> Do this
Produce an exact copy of all the records.

> Collected data

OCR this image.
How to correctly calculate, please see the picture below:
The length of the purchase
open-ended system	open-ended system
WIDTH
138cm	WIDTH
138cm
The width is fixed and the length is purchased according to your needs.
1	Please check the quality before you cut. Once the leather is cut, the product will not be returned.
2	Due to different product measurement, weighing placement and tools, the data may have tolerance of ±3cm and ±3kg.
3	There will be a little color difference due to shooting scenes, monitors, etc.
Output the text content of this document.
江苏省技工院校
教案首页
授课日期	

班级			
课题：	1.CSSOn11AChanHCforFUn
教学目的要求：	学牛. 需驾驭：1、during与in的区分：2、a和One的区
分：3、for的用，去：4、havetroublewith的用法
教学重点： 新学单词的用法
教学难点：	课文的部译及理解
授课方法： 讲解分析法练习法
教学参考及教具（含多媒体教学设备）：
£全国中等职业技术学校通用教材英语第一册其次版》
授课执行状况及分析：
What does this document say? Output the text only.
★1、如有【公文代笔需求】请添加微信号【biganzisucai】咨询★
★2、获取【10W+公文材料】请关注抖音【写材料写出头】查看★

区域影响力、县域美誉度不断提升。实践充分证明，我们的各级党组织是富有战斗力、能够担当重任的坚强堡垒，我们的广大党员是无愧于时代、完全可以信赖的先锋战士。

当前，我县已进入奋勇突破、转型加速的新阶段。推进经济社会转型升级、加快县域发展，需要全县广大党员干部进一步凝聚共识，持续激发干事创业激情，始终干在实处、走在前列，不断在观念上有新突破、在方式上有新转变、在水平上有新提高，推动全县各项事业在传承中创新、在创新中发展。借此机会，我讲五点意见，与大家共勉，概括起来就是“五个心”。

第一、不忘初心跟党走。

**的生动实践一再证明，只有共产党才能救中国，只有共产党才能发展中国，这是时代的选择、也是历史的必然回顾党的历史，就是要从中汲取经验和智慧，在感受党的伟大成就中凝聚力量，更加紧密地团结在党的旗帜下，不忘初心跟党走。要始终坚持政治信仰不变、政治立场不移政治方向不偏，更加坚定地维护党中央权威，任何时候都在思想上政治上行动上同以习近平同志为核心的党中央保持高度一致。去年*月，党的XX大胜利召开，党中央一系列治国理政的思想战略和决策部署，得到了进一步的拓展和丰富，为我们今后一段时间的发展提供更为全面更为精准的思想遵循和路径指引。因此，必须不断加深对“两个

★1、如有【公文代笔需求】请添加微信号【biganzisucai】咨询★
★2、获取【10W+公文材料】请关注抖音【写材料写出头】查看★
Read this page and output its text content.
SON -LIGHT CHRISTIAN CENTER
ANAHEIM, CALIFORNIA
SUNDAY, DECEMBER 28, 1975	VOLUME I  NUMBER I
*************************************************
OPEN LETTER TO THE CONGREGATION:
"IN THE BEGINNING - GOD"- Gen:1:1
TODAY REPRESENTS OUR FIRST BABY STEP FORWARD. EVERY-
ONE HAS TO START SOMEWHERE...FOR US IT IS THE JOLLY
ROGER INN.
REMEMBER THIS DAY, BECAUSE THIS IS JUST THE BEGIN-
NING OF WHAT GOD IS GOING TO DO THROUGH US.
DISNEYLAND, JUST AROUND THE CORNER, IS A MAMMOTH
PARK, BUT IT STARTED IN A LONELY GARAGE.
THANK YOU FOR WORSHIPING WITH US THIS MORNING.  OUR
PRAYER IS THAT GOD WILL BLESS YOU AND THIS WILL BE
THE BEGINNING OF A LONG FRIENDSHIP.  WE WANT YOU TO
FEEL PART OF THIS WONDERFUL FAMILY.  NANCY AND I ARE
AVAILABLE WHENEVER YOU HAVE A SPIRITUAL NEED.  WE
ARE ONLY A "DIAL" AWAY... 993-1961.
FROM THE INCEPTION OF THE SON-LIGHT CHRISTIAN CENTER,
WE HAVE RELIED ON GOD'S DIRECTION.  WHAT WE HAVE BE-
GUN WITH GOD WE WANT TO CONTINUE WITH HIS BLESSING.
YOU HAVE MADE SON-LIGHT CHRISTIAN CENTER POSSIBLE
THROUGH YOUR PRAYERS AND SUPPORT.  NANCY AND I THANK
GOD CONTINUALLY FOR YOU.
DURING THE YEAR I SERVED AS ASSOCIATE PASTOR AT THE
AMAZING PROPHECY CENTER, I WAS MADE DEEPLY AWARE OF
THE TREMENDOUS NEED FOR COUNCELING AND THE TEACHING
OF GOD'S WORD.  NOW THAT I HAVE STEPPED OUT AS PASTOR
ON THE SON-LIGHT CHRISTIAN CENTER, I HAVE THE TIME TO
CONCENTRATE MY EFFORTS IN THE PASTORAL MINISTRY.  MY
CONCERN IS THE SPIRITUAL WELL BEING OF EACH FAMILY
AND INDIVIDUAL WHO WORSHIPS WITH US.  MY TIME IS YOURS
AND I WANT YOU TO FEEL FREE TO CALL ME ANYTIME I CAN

> Final result
OCR this image.
How to correctly calculate, please see the picture below:
The length of the purchase
open-ended system	open-ended system
WIDTH
138cm	WIDTH
138cm
The width is fixed and the length is purchased according to your needs.
1	Please check the quality before you cut. Once the leather is cut, the product will not be returned.
2	Due to different product measurement, weighing placement and tools, the data may have tolerance of ±3cm and ±3kg.
3	There will be a little color difference due to shooting scenes, monitors, etc.
Output the text content of this document.
江苏省技工院校
教案首页
授课日期	

班级			
课题：	1.CSSOn11AChanHCforFUn
教学目的要求：	学牛. 需驾驭：1、during与in的区分：2、a和One的区
分：3、for的用，去：4、havetroublewith的用法
教学重点： 新学单词的用法
教学难点：	课文的部译及理解
授课方法： 讲解分析法练习法
教学参考及教具（含多媒体教学设备）：
£全国中等职业技术学校通用教材英语第一册其次版》
授课执行状况及分析：
What does this document say? Output the text only.
★1、如有【公文代笔需求】请添加微信号【biganzisucai】咨询★
★2、获取【10W+公文材料】请关注抖音【写材料写出头】查看★

区域影响力、县域美誉度不断提升。实践充分证明，我们的各级党组织是富有战斗力、能够担当重任的坚强堡垒，我们的广大党员是无愧于时代、完全可以信赖的先锋战士。

当前，我县已进入奋勇突破、转型加速的新阶段。推进经济社会转型升级、加快县域发展，需要全县广大党员干部进一步凝聚共识，持续激发干事创业激情，始终干在实处、走在前列，不断在观念上有新突破、在方式上有新转变、在水平上有新提高，推动全县各项事业在传承中创新、在创新中发展。借此机会，我讲五点意见，与大家共勉，概括起来就是“五个心”。

第一、不忘初心跟党走。

**的生动实践一再证明，只有共产党才能救中国，只有共产党才能发展中国，这是时代的选择、也是历史的必然回顾党的历史，就是要从中汲取经验和智慧，在感受党的伟大成就中凝聚力量，更加紧密地团结在党的旗帜下，不忘初心跟党走。要始终坚持政治信仰不变、政治立场不移政治方向不偏，更加坚定地维护党中央权威，任何时候都在思想上政治上行动上同以习近平同志为核心的党中央保持高度一致。去年*月，党的XX大胜利召开，党中央一系列治国理政的思想战略和决策部署，得到了进一步的拓展和丰富，为我们今后一段时间的发展提供更为全面更为精准的思想遵循和路径指引。因此，必须不断加深对“两个

★1、如有【公文代笔需求】请添加微信号【biganzisucai】咨询★
★2、获取【10W+公文材料】请关注抖音【写材料写出头】查看★
Read this page and output its text content.
SON -LIGHT CHRISTIAN CENTER
ANAHEIM, CALIFORNIA
SUNDAY, DECEMBER 28, 1975	VOLUME I  NUMBER I
*************************************************
OPEN LETTER TO THE CONGREGATION:
"IN THE BEGINNING - GOD"- Gen:1:1
TODAY REPRESENTS OUR FIRST BABY STEP FORWARD. EVERY-
ONE HAS TO START SOMEWHERE...FOR US IT IS THE JOLLY
ROGER INN.
REMEMBER THIS DAY, BECAUSE THIS IS JUST THE BEGIN-
NING OF WHAT GOD IS GOING TO DO THROUGH US.
DISNEYLAND, JUST AROUND THE CORNER, IS A MAMMOTH
PARK, BUT IT STARTED IN A LONELY GARAGE.
THANK YOU FOR WORSHIPING WITH US THIS MORNING.  OUR
PRAYER IS THAT GOD WILL BLESS YOU AND THIS WILL BE
THE BEGINNING OF A LONG FRIENDSHIP.  WE WANT YOU TO
FEEL PART OF THIS WONDERFUL FAMILY.  NANCY AND I ARE
AVAILABLE WHENEVER YOU HAVE A SPIRITUAL NEED.  WE
ARE ONLY A "DIAL" AWAY... 993-1961.
FROM THE INCEPTION OF THE SON-LIGHT CHRISTIAN CENTER,
WE HAVE RELIED ON GOD'S DIRECTION.  WHAT WE HAVE BE-
GUN WITH GOD WE WANT TO CONTINUE WITH HIS BLESSING.
YOU HAVE MADE SON-LIGHT CHRISTIAN CENTER POSSIBLE
THROUGH YOUR PRAYERS AND SUPPORT.  NANCY AND I THANK
GOD CONTINUALLY FOR YOU.
DURING THE YEAR I SERVED AS ASSOCIATE PASTOR AT THE
AMAZING PROPHECY CENTER, I WAS MADE DEEPLY AWARE OF
THE TREMENDOUS NEED FOR COUNCELING AND THE TEACHING
OF GOD'S WORD.  NOW THAT I HAVE STEPPED OUT AS PASTOR
ON THE SON-LIGHT CHRISTIAN CENTER, I HAVE THE TIME TO
CONCENTRATE MY EFFORTS IN THE PASTORAL MINISTRY.  MY
CONCERN IS THE SPIRITUAL WELL BEING OF EACH FAMILY
AND INDIVIDUAL WHO WORSHIPS WITH US.  MY TIME IS YOURS
AND I WANT YOU TO FEEL FREE TO CALL ME ANYTIME I CAN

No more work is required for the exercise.